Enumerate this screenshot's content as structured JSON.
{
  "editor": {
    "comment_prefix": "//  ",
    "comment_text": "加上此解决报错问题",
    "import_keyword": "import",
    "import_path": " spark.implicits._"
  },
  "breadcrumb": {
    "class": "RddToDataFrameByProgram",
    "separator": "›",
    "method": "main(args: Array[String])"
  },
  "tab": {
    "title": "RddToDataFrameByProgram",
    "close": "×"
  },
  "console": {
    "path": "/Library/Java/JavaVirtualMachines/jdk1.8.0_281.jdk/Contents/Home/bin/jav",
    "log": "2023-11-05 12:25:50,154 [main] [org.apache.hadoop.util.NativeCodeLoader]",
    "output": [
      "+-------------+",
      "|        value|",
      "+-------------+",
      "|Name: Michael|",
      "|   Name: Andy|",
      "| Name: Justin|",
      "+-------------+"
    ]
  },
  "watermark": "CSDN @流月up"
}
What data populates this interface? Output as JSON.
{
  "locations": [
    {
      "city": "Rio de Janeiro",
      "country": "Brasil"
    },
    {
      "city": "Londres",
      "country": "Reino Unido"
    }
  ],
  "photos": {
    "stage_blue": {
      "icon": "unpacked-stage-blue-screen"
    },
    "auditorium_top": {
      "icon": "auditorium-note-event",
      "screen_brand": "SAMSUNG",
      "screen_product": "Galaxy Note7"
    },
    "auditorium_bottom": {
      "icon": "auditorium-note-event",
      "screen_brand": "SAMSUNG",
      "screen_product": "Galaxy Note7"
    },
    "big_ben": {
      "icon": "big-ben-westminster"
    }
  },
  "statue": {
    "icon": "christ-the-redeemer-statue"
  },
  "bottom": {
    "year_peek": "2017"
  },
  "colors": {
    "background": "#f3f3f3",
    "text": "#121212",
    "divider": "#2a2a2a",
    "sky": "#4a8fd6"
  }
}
*****
| PROBLEM DETAILS |
Every line of the records above needs to be given again exactly.

| WRITTEN REPLY |
Enumerate this screenshot's content as structured JSON.
{
  "editor": {
    "comment_prefix": "//  ",
    "comment_text": "加上此解决报错问题",
    "import_keyword": "import",
    "import_path": " spark.implicits._"
  },
  "breadcrumb": {
    "class": "RddToDataFrameByProgram",
    "separator": "›",
    "method": "main(args: Array[String])"
  },
  "tab": {
    "title": "RddToDataFrameByProgram",
    "close": "×"
  },
  "console": {
    "path": "/Library/Java/JavaVirtualMachines/jdk1.8.0_281.jdk/Contents/Home/bin/jav",
    "log": "2023-11-05 12:25:50,154 [main] [org.apache.hadoop.util.NativeCodeLoader]",
    "output": [
      "+-------------+",
      "|        value|",
      "+-------------+",
      "|Name: Michael|",
      "|   Name: Andy|",
      "| Name: Justin|",
      "+-------------+"
    ]
  },
  "watermark": "CSDN @流月up"
}
What data populates this interface? Output as JSON.
{
  "locations": [
    {
      "city": "Rio de Janeiro",
      "country": "Brasil"
    },
    {
      "city": "Londres",
      "country": "Reino Unido"
    }
  ],
  "photos": {
    "stage_blue": {
      "icon": "unpacked-stage-blue-screen"
    },
    "auditorium_top": {
      "icon": "auditorium-note-event",
      "screen_brand": "SAMSUNG",
      "screen_product": "Galaxy Note7"
    },
    "auditorium_bottom": {
      "icon": "auditorium-note-event",
      "screen_brand": "SAMSUNG",
      "screen_product": "Galaxy Note7"
    },
    "big_ben": {
      "icon": "big-ben-westminster"
    }
  },
  "statue": {
    "icon": "christ-the-redeemer-statue"
  },
  "bottom": {
    "year_peek": "2017"
  },
  "colors": {
    "background": "#f3f3f3",
    "text": "#121212",
    "divider": "#2a2a2a",
    "sky": "#4a8fd6"
  }
}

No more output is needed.